● **Short exercise**: Format the material below as a Markdown table with the columns No. and Line, giving each line a row number and leaving out blank lines. Start at the first line of the material and stop after the line that contains "484, 570, 503]".

A run of records
>> START

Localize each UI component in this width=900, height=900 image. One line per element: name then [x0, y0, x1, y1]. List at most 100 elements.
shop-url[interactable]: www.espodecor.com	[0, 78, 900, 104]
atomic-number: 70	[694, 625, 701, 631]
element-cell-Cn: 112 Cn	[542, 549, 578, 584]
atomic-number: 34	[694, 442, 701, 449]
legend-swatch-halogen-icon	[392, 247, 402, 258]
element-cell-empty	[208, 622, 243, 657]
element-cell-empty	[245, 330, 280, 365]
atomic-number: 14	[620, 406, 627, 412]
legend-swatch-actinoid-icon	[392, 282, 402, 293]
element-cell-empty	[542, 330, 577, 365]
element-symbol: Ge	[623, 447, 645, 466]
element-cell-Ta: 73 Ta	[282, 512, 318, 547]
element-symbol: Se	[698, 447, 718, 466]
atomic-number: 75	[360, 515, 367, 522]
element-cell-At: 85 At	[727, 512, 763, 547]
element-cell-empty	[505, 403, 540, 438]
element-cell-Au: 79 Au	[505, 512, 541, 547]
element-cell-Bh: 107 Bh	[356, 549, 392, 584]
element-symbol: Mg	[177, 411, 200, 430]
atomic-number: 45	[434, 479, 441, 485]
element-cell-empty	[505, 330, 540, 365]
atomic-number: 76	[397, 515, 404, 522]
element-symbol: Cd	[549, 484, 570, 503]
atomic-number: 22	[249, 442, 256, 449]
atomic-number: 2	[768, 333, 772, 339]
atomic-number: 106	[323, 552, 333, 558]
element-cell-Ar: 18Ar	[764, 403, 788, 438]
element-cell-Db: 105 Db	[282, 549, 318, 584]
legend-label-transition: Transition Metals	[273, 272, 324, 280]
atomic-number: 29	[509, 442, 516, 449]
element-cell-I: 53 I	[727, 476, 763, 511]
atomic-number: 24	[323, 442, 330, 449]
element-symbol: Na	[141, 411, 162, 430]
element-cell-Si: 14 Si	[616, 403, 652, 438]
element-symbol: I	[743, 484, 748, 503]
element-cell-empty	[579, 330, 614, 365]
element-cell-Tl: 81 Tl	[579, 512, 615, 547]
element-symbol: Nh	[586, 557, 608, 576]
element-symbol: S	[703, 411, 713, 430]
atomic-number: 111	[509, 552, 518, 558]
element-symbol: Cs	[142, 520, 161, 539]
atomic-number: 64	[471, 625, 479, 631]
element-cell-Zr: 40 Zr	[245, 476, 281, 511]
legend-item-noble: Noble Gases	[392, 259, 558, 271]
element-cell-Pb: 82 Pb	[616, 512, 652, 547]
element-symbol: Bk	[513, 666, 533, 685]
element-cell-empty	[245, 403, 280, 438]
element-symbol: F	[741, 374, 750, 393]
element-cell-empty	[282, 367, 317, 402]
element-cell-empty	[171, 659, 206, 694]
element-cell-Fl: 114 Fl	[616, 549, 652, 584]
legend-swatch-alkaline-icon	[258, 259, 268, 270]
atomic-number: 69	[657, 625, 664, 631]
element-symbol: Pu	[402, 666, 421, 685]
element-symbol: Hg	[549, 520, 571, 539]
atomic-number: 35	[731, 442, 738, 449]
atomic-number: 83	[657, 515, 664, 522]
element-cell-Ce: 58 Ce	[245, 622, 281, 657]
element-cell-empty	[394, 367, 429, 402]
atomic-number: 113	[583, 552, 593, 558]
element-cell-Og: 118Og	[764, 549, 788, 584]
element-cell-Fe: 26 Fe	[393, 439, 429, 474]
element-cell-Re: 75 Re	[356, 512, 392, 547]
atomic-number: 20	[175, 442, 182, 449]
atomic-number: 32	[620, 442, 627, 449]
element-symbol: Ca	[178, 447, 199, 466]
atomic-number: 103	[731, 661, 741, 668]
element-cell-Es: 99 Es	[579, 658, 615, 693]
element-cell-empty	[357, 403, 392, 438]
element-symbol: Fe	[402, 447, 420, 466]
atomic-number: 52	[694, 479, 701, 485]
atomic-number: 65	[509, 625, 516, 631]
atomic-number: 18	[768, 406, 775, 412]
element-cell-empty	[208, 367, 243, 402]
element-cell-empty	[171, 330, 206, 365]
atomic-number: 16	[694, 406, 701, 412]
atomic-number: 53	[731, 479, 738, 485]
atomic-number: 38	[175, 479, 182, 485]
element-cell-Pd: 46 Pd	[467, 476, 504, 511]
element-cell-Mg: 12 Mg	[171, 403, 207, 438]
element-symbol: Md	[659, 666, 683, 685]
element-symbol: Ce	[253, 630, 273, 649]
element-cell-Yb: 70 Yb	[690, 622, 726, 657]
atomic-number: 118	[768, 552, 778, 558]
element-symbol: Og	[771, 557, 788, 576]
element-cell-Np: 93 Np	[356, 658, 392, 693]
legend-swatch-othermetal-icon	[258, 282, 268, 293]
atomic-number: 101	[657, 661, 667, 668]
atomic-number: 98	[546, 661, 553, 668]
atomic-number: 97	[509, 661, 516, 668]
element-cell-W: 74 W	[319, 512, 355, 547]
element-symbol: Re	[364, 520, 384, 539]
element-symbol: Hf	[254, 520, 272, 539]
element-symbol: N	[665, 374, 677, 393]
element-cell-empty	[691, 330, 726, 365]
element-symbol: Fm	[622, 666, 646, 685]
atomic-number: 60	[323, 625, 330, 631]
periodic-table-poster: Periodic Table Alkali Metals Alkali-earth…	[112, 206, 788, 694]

>> END

● **Reply**:
| No. | Line |
|---|---|
| 1 | Localize each UI component in this width=900, height=900 image. One line per element: name then [x0, y0, x1, y1]. List at most 100 elements. |
| 2 | shop-url[interactable]: www.espodecor.com	[0, 78, 900, 104] |
| 3 | atomic-number: 70	[694, 625, 701, 631] |
| 4 | element-cell-Cn: 112 Cn	[542, 549, 578, 584] |
| 5 | atomic-number: 34	[694, 442, 701, 449] |
| 6 | legend-swatch-halogen-icon	[392, 247, 402, 258] |
| 7 | element-cell-empty	[208, 622, 243, 657] |
| 8 | element-cell-empty	[245, 330, 280, 365] |
| 9 | atomic-number: 14	[620, 406, 627, 412] |
| 10 | legend-swatch-actinoid-icon	[392, 282, 402, 293] |
| 11 | element-cell-empty	[542, 330, 577, 365] |
| 12 | element-symbol: Ge	[623, 447, 645, 466] |
| 13 | element-cell-Ta: 73 Ta	[282, 512, 318, 547] |
| 14 | element-symbol: Se	[698, 447, 718, 466] |
| 15 | atomic-number: 75	[360, 515, 367, 522] |
| 16 | element-cell-At: 85 At	[727, 512, 763, 547] |
| 17 | element-cell-empty	[505, 403, 540, 438] |
| 18 | element-cell-Au: 79 Au	[505, 512, 541, 547] |
| 19 | element-cell-Bh: 107 Bh	[356, 549, 392, 584] |
| 20 | element-symbol: Mg	[177, 411, 200, 430] |
| 21 | atomic-number: 45	[434, 479, 441, 485] |
| 22 | element-cell-empty	[505, 330, 540, 365] |
| 23 | atomic-number: 76	[397, 515, 404, 522] |
| 24 | element-symbol: Cd	[549, 484, 570, 503] |